• [Request]
Pull each line holding the word "einzelnen" from the data.

• [Extracted data]
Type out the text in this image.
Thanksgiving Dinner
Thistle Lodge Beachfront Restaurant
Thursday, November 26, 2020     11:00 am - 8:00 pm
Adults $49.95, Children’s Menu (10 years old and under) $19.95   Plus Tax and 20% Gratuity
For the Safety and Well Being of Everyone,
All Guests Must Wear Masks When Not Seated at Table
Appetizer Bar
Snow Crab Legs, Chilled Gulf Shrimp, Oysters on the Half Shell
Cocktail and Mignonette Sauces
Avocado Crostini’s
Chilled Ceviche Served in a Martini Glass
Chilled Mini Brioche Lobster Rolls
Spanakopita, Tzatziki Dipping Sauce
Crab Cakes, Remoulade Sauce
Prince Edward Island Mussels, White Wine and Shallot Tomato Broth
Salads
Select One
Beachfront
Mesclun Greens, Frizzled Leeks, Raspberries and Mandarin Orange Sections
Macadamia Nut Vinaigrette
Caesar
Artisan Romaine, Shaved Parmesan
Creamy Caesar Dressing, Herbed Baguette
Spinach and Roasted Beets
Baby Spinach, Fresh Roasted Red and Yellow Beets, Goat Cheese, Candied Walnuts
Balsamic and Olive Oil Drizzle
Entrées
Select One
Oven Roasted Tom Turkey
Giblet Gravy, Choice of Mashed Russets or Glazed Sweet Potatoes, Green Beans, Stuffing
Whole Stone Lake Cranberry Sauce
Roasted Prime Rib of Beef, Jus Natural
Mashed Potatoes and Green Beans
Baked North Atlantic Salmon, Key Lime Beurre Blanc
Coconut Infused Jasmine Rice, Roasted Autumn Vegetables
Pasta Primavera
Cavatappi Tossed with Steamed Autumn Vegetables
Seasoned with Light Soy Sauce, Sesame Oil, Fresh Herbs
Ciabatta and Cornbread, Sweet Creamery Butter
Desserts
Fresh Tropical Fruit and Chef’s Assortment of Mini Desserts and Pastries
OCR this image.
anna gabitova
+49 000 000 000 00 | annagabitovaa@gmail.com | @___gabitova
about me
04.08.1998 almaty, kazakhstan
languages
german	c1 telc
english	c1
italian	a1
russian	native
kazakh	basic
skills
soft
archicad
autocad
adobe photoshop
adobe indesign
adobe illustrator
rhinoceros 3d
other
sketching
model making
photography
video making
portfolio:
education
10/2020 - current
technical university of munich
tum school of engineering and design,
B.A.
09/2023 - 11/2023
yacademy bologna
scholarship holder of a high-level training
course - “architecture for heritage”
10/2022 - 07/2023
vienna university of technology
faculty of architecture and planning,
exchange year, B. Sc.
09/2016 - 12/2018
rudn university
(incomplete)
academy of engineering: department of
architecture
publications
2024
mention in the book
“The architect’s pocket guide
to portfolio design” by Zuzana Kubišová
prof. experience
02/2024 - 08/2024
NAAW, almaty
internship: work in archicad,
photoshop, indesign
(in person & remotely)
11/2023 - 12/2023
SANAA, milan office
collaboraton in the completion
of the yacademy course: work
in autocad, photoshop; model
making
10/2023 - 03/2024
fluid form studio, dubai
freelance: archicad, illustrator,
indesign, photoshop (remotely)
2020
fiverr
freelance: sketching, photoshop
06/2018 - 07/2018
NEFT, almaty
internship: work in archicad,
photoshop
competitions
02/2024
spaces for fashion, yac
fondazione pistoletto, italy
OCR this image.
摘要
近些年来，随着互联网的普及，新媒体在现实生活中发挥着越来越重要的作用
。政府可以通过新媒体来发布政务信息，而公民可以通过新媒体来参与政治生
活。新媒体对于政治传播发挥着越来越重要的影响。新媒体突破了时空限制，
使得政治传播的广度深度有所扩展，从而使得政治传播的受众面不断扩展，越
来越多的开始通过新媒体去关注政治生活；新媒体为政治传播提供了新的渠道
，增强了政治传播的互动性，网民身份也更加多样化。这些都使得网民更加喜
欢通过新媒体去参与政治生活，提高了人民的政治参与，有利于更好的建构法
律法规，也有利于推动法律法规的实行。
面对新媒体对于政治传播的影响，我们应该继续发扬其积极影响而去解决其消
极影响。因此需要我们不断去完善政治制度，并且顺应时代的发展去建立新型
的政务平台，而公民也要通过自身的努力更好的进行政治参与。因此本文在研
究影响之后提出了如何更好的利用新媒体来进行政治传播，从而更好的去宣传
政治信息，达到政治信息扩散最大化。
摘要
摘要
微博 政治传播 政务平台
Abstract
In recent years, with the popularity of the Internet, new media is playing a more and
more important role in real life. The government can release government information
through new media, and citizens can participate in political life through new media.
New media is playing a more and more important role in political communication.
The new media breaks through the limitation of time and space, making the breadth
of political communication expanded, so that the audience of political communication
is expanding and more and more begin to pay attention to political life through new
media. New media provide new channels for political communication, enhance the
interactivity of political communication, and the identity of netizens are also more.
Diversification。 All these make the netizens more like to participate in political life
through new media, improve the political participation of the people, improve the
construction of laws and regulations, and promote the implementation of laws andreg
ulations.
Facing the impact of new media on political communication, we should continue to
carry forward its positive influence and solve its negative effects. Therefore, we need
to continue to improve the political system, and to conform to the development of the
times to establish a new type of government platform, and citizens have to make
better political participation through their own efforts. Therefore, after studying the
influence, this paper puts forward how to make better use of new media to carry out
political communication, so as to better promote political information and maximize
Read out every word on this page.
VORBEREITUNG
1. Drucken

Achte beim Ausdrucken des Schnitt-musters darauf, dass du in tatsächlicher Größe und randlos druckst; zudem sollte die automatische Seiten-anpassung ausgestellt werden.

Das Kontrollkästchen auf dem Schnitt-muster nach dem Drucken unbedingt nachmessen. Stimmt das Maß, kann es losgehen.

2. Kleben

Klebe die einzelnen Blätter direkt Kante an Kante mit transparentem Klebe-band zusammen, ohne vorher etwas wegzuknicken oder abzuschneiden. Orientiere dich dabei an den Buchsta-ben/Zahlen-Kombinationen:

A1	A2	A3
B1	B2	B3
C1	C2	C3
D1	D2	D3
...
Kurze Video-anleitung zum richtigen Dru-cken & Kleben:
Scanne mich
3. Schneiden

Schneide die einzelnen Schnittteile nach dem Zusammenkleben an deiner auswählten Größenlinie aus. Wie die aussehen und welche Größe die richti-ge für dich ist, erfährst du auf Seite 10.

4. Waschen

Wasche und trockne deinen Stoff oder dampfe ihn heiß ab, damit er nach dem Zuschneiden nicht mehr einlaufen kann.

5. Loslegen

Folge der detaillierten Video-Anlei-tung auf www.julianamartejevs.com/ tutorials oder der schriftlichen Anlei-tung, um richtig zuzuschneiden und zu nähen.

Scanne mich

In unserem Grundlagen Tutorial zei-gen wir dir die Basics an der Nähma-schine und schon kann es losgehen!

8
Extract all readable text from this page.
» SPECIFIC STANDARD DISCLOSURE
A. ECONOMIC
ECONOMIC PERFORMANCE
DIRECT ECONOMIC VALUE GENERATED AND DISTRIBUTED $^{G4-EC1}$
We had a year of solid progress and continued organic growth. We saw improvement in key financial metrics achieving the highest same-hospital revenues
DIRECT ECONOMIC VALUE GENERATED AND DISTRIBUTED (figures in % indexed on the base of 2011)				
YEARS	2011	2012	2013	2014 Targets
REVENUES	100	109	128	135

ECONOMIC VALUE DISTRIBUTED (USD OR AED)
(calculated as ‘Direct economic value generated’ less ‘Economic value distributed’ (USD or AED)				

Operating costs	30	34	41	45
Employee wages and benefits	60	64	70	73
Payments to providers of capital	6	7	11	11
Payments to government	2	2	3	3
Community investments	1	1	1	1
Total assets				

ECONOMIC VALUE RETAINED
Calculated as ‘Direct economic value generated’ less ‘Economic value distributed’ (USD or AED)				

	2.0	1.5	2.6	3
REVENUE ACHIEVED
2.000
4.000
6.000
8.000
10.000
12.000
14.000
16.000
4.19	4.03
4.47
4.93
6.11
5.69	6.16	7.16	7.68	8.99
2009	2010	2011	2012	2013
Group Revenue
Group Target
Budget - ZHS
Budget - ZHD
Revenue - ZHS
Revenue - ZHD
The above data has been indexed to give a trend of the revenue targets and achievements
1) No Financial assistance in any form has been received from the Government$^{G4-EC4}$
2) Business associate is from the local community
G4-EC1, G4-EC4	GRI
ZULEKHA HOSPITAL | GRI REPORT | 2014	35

• [Task output]
Klebe die einzelnen Blätter direkt Kante an Kante mit transparentem Klebe-band zusammen, ohne vorher etwas wegzuknicken oder abzuschneiden. Orientiere dich dabei an den Buchsta-ben/Zahlen-Kombinationen:
Schneide die einzelnen Schnittteile nach dem Zusammenkleben an deiner auswählten Größenlinie aus. Wie die aussehen und welche Größe die richti-ge für dich ist, erfährst du auf Seite 10.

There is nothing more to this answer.